Source records:
(begin)

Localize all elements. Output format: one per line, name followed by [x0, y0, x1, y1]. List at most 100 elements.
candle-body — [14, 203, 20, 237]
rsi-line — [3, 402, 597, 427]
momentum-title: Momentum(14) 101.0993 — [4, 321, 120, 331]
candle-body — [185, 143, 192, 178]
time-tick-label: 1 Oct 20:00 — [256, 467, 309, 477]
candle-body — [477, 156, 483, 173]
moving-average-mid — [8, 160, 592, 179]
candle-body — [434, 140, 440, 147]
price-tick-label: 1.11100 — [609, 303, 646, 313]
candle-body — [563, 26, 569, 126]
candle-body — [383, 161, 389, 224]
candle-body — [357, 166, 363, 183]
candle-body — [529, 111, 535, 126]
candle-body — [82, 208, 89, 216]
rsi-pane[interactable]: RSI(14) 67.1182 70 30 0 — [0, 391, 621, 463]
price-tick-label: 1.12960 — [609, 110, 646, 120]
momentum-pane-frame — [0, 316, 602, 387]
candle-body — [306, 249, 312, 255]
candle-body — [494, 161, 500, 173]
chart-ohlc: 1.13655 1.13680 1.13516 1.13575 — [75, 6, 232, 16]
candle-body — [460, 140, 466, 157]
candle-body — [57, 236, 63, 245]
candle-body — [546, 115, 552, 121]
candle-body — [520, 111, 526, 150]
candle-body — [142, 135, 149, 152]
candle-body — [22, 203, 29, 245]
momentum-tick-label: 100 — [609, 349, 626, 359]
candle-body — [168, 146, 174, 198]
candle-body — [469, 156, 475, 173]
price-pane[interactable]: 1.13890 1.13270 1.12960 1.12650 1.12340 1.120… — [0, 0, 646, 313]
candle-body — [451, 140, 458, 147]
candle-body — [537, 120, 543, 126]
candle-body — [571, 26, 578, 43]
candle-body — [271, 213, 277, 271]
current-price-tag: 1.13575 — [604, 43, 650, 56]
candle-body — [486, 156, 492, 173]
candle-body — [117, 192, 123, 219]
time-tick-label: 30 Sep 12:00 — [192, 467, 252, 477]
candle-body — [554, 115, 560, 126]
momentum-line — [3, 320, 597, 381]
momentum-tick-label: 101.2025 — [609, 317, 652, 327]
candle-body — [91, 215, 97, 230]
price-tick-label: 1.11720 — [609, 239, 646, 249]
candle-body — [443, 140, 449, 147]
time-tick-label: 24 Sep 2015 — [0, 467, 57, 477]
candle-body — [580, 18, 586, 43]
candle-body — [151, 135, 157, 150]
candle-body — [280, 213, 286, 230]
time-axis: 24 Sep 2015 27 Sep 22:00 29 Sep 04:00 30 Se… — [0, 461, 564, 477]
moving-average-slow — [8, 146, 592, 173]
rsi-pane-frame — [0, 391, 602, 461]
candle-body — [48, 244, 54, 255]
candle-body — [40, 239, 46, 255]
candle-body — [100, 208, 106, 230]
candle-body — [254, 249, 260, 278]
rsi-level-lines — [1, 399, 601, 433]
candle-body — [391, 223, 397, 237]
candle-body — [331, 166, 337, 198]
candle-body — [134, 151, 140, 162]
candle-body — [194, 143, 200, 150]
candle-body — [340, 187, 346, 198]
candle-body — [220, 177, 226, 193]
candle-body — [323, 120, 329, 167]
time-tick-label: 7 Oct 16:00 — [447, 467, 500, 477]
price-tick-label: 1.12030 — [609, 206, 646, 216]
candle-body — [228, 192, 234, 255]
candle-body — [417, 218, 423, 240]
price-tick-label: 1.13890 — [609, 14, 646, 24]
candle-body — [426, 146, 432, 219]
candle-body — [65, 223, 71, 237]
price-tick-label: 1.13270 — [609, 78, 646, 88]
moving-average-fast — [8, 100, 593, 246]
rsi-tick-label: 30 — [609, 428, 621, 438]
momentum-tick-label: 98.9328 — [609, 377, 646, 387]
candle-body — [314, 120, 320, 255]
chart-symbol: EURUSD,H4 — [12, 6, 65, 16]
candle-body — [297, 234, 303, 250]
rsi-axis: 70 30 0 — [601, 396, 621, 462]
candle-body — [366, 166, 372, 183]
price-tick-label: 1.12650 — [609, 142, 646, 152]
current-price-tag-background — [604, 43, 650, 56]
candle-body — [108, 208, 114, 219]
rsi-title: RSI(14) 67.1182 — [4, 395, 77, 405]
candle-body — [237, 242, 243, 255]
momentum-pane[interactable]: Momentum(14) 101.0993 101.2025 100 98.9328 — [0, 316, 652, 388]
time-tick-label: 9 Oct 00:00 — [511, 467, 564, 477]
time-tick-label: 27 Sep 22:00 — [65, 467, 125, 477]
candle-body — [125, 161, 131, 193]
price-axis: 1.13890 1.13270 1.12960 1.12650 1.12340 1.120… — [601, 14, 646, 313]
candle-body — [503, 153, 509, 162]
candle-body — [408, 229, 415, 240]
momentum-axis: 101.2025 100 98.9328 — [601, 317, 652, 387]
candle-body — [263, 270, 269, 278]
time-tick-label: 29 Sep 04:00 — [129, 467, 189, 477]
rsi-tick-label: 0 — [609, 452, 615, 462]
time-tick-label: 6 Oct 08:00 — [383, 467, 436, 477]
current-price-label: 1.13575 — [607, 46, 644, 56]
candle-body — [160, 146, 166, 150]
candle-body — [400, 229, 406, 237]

(end)

DESCRIPTION OF THE TASK:
Output every line of the records above as a JSON list of strings, one string per line, omitting blank lines.

SOLVED PROBLEM:
[
  "Localize all elements. Output format: one per line, name followed by [x0, y0, x1, y1]. List at most 100 elements.",
  "candle-body — [14, 203, 20, 237]",
  "rsi-line — [3, 402, 597, 427]",
  "momentum-title: Momentum(14) 101.0993 — [4, 321, 120, 331]",
  "candle-body — [185, 143, 192, 178]",
  "time-tick-label: 1 Oct 20:00 — [256, 467, 309, 477]",
  "candle-body — [477, 156, 483, 173]",
  "moving-average-mid — [8, 160, 592, 179]",
  "candle-body — [434, 140, 440, 147]",
  "price-tick-label: 1.11100 — [609, 303, 646, 313]",
  "candle-body — [563, 26, 569, 126]",
  "candle-body — [383, 161, 389, 224]",
  "candle-body — [357, 166, 363, 183]",
  "candle-body — [529, 111, 535, 126]",
  "candle-body — [82, 208, 89, 216]",
  "rsi-pane[interactable]: RSI(14) 67.1182 70 30 0 — [0, 391, 621, 463]",
  "price-tick-label: 1.12960 — [609, 110, 646, 120]",
  "momentum-pane-frame — [0, 316, 602, 387]",
  "candle-body — [306, 249, 312, 255]",
  "candle-body — [494, 161, 500, 173]",
  "chart-ohlc: 1.13655 1.13680 1.13516 1.13575 — [75, 6, 232, 16]",
  "candle-body — [460, 140, 466, 157]",
  "candle-body — [57, 236, 63, 245]",
  "candle-body — [546, 115, 552, 121]",
  "candle-body — [520, 111, 526, 150]",
  "candle-body — [142, 135, 149, 152]",
  "candle-body — [22, 203, 29, 245]",
  "momentum-tick-label: 100 — [609, 349, 626, 359]",
  "candle-body — [168, 146, 174, 198]",
  "candle-body — [469, 156, 475, 173]",
  "price-pane[interactable]: 1.13890 1.13270 1.12960 1.12650 1.12340 1.120… — [0, 0, 646, 313]",
  "candle-body — [451, 140, 458, 147]",
  "candle-body — [537, 120, 543, 126]",
  "candle-body — [571, 26, 578, 43]",
  "candle-body — [271, 213, 277, 271]",
  "current-price-tag: 1.13575 — [604, 43, 650, 56]",
  "candle-body — [486, 156, 492, 173]",
  "candle-body — [117, 192, 123, 219]",
  "time-tick-label: 30 Sep 12:00 — [192, 467, 252, 477]",
  "candle-body — [554, 115, 560, 126]",
  "momentum-line — [3, 320, 597, 381]",
  "momentum-tick-label: 101.2025 — [609, 317, 652, 327]",
  "candle-body — [91, 215, 97, 230]",
  "price-tick-label: 1.11720 — [609, 239, 646, 249]",
  "candle-body — [443, 140, 449, 147]",
  "time-tick-label: 24 Sep 2015 — [0, 467, 57, 477]",
  "candle-body — [580, 18, 586, 43]",
  "candle-body — [151, 135, 157, 150]",
  "candle-body — [280, 213, 286, 230]",
  "time-axis: 24 Sep 2015 27 Sep 22:00 29 Sep 04:00 30 Se… — [0, 461, 564, 477]",
  "moving-average-slow — [8, 146, 592, 173]",
  "rsi-pane-frame — [0, 391, 602, 461]",
  "candle-body — [48, 244, 54, 255]",
  "candle-body — [40, 239, 46, 255]",
  "candle-body — [100, 208, 106, 230]",
  "candle-body — [254, 249, 260, 278]",
  "rsi-level-lines — [1, 399, 601, 433]",
  "candle-body — [391, 223, 397, 237]",
  "candle-body — [331, 166, 337, 198]",
  "candle-body — [134, 151, 140, 162]",
  "candle-body — [194, 143, 200, 150]",
  "candle-body — [340, 187, 346, 198]",
  "candle-body — [220, 177, 226, 193]",
  "candle-body — [323, 120, 329, 167]",
  "time-tick-label: 7 Oct 16:00 — [447, 467, 500, 477]",
  "price-tick-label: 1.12030 — [609, 206, 646, 216]",
  "candle-body — [228, 192, 234, 255]",
  "candle-body — [417, 218, 423, 240]",
  "price-tick-label: 1.13890 — [609, 14, 646, 24]",
  "candle-body — [426, 146, 432, 219]",
  "candle-body — [65, 223, 71, 237]",
  "price-tick-label: 1.13270 — [609, 78, 646, 88]",
  "moving-average-fast — [8, 100, 593, 246]",
  "rsi-tick-label: 30 — [609, 428, 621, 438]",
  "momentum-tick-label: 98.9328 — [609, 377, 646, 387]",
  "candle-body — [314, 120, 320, 255]",
  "chart-symbol: EURUSD,H4 — [12, 6, 65, 16]",
  "candle-body — [297, 234, 303, 250]",
  "rsi-axis: 70 30 0 — [601, 396, 621, 462]",
  "candle-body — [366, 166, 372, 183]",
  "price-tick-label: 1.12650 — [609, 142, 646, 152]",
  "current-price-tag-background — [604, 43, 650, 56]",
  "candle-body — [108, 208, 114, 219]",
  "rsi-title: RSI(14) 67.1182 — [4, 395, 77, 405]",
  "candle-body — [237, 242, 243, 255]",
  "momentum-pane[interactable]: Momentum(14) 101.0993 101.2025 100 98.9328 — [0, 316, 652, 388]",
  "time-tick-label: 9 Oct 00:00 — [511, 467, 564, 477]",
  "time-tick-label: 27 Sep 22:00 — [65, 467, 125, 477]",
  "candle-body — [125, 161, 131, 193]",
  "price-axis: 1.13890 1.13270 1.12960 1.12650 1.12340 1.120… — [601, 14, 646, 313]",
  "candle-body — [503, 153, 509, 162]",
  "candle-body — [408, 229, 415, 240]",
  "momentum-axis: 101.2025 100 98.9328 — [601, 317, 652, 387]",
  "candle-body — [263, 270, 269, 278]",
  "time-tick-label: 29 Sep 04:00 — [129, 467, 189, 477]",
  "rsi-tick-label: 0 — [609, 452, 615, 462]",
  "time-tick-label: 6 Oct 08:00 — [383, 467, 436, 477]",
  "current-price-label: 1.13575 — [607, 46, 644, 56]",
  "candle-body — [160, 146, 166, 150]",
  "candle-body — [400, 229, 406, 237]"
]